# [Set problem]
The listing beneath should be written out in full, exactly as shown.

____

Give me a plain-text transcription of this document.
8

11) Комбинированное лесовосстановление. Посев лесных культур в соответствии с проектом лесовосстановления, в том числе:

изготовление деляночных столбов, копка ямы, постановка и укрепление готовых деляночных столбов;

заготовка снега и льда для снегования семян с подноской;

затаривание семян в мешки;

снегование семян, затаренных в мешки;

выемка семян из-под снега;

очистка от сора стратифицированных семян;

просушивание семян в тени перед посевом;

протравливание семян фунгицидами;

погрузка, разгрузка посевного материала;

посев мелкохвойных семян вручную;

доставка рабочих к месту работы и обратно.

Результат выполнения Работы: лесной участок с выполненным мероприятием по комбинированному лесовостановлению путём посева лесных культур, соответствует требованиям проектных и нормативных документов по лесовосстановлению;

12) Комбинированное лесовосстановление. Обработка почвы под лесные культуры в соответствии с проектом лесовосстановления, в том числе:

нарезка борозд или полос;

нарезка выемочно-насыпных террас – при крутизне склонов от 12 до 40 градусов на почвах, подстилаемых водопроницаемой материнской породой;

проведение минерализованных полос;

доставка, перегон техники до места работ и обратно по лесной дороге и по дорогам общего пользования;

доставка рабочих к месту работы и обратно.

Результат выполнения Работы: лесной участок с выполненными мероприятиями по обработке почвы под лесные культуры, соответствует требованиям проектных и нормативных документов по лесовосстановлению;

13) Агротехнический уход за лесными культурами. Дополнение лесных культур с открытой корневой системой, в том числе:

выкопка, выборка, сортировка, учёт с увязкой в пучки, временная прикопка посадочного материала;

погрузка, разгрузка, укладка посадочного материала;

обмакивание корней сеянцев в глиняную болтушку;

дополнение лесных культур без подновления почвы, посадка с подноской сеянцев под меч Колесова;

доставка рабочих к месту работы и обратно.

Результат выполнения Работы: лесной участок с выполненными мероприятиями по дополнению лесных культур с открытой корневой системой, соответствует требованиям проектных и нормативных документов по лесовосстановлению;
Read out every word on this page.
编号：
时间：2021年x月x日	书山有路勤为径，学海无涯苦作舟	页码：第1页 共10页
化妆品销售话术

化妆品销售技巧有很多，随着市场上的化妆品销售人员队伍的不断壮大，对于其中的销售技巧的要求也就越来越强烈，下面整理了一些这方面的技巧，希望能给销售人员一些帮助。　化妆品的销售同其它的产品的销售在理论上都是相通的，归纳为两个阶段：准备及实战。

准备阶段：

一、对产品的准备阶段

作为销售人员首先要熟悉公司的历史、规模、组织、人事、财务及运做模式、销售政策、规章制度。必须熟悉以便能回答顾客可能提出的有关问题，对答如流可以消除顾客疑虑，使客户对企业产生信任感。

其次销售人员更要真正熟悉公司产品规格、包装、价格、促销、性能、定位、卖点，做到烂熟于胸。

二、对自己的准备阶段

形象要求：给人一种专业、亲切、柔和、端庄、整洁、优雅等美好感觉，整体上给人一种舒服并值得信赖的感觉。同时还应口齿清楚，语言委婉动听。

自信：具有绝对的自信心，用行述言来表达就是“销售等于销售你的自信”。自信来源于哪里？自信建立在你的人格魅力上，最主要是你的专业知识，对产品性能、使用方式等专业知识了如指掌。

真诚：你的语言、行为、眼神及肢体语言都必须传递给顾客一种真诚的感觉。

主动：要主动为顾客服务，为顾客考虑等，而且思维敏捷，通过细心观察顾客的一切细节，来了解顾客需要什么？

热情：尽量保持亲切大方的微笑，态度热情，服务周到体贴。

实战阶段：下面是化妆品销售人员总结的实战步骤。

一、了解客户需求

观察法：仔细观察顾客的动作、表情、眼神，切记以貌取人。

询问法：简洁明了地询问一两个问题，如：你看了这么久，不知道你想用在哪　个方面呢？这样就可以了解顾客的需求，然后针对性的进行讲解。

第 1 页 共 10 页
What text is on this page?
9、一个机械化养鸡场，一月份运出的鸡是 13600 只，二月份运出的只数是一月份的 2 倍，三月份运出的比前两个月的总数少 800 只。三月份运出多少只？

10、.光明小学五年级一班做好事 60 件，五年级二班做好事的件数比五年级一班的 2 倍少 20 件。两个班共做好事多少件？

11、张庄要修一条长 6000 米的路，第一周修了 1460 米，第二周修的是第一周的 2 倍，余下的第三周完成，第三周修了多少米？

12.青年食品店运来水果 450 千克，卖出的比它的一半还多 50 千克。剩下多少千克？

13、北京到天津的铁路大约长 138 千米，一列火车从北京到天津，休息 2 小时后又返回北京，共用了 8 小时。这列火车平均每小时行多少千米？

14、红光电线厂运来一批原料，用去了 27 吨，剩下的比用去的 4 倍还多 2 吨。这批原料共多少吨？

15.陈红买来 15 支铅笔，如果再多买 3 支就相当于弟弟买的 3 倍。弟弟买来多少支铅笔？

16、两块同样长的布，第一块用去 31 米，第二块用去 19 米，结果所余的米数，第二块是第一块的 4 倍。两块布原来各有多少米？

____

# [Full answer]
Give me a plain-text transcription of this document.
8

11) Комбинированное лесовосстановление. Посев лесных культур в соответствии с проектом лесовосстановления, в том числе:

изготовление деляночных столбов, копка ямы, постановка и укрепление готовых деляночных столбов;

заготовка снега и льда для снегования семян с подноской;

затаривание семян в мешки;

снегование семян, затаренных в мешки;

выемка семян из-под снега;

очистка от сора стратифицированных семян;

просушивание семян в тени перед посевом;

протравливание семян фунгицидами;

погрузка, разгрузка посевного материала;

посев мелкохвойных семян вручную;

доставка рабочих к месту работы и обратно.

Результат выполнения Работы: лесной участок с выполненным мероприятием по комбинированному лесовостановлению путём посева лесных культур, соответствует требованиям проектных и нормативных документов по лесовосстановлению;

12) Комбинированное лесовосстановление. Обработка почвы под лесные культуры в соответствии с проектом лесовосстановления, в том числе:

нарезка борозд или полос;

нарезка выемочно-насыпных террас – при крутизне склонов от 12 до 40 градусов на почвах, подстилаемых водопроницаемой материнской породой;

проведение минерализованных полос;

доставка, перегон техники до места работ и обратно по лесной дороге и по дорогам общего пользования;

доставка рабочих к месту работы и обратно.

Результат выполнения Работы: лесной участок с выполненными мероприятиями по обработке почвы под лесные культуры, соответствует требованиям проектных и нормативных документов по лесовосстановлению;

13) Агротехнический уход за лесными культурами. Дополнение лесных культур с открытой корневой системой, в том числе:

выкопка, выборка, сортировка, учёт с увязкой в пучки, временная прикопка посадочного материала;

погрузка, разгрузка, укладка посадочного материала;

обмакивание корней сеянцев в глиняную болтушку;

дополнение лесных культур без подновления почвы, посадка с подноской сеянцев под меч Колесова;

доставка рабочих к месту работы и обратно.

Результат выполнения Работы: лесной участок с выполненными мероприятиями по дополнению лесных культур с открытой корневой системой, соответствует требованиям проектных и нормативных документов по лесовосстановлению;
Read out every word on this page.
编号：
时间：2021年x月x日	书山有路勤为径，学海无涯苦作舟	页码：第1页 共10页
化妆品销售话术

化妆品销售技巧有很多，随着市场上的化妆品销售人员队伍的不断壮大，对于其中的销售技巧的要求也就越来越强烈，下面整理了一些这方面的技巧，希望能给销售人员一些帮助。　化妆品的销售同其它的产品的销售在理论上都是相通的，归纳为两个阶段：准备及实战。

准备阶段：

一、对产品的准备阶段

作为销售人员首先要熟悉公司的历史、规模、组织、人事、财务及运做模式、销售政策、规章制度。必须熟悉以便能回答顾客可能提出的有关问题，对答如流可以消除顾客疑虑，使客户对企业产生信任感。

其次销售人员更要真正熟悉公司产品规格、包装、价格、促销、性能、定位、卖点，做到烂熟于胸。

二、对自己的准备阶段

形象要求：给人一种专业、亲切、柔和、端庄、整洁、优雅等美好感觉，整体上给人一种舒服并值得信赖的感觉。同时还应口齿清楚，语言委婉动听。

自信：具有绝对的自信心，用行述言来表达就是“销售等于销售你的自信”。自信来源于哪里？自信建立在你的人格魅力上，最主要是你的专业知识，对产品性能、使用方式等专业知识了如指掌。

真诚：你的语言、行为、眼神及肢体语言都必须传递给顾客一种真诚的感觉。

主动：要主动为顾客服务，为顾客考虑等，而且思维敏捷，通过细心观察顾客的一切细节，来了解顾客需要什么？

热情：尽量保持亲切大方的微笑，态度热情，服务周到体贴。

实战阶段：下面是化妆品销售人员总结的实战步骤。

一、了解客户需求

观察法：仔细观察顾客的动作、表情、眼神，切记以貌取人。

询问法：简洁明了地询问一两个问题，如：你看了这么久，不知道你想用在哪　个方面呢？这样就可以了解顾客的需求，然后针对性的进行讲解。

第 1 页 共 10 页
What text is on this page?
9、一个机械化养鸡场，一月份运出的鸡是 13600 只，二月份运出的只数是一月份的 2 倍，三月份运出的比前两个月的总数少 800 只。三月份运出多少只？

10、.光明小学五年级一班做好事 60 件，五年级二班做好事的件数比五年级一班的 2 倍少 20 件。两个班共做好事多少件？

11、张庄要修一条长 6000 米的路，第一周修了 1460 米，第二周修的是第一周的 2 倍，余下的第三周完成，第三周修了多少米？

12.青年食品店运来水果 450 千克，卖出的比它的一半还多 50 千克。剩下多少千克？

13、北京到天津的铁路大约长 138 千米，一列火车从北京到天津，休息 2 小时后又返回北京，共用了 8 小时。这列火车平均每小时行多少千米？

14、红光电线厂运来一批原料，用去了 27 吨，剩下的比用去的 4 倍还多 2 吨。这批原料共多少吨？

15.陈红买来 15 支铅笔，如果再多买 3 支就相当于弟弟买的 3 倍。弟弟买来多少支铅笔？

16、两块同样长的布，第一块用去 31 米，第二块用去 19 米，结果所余的米数，第二块是第一块的 4 倍。两块布原来各有多少米？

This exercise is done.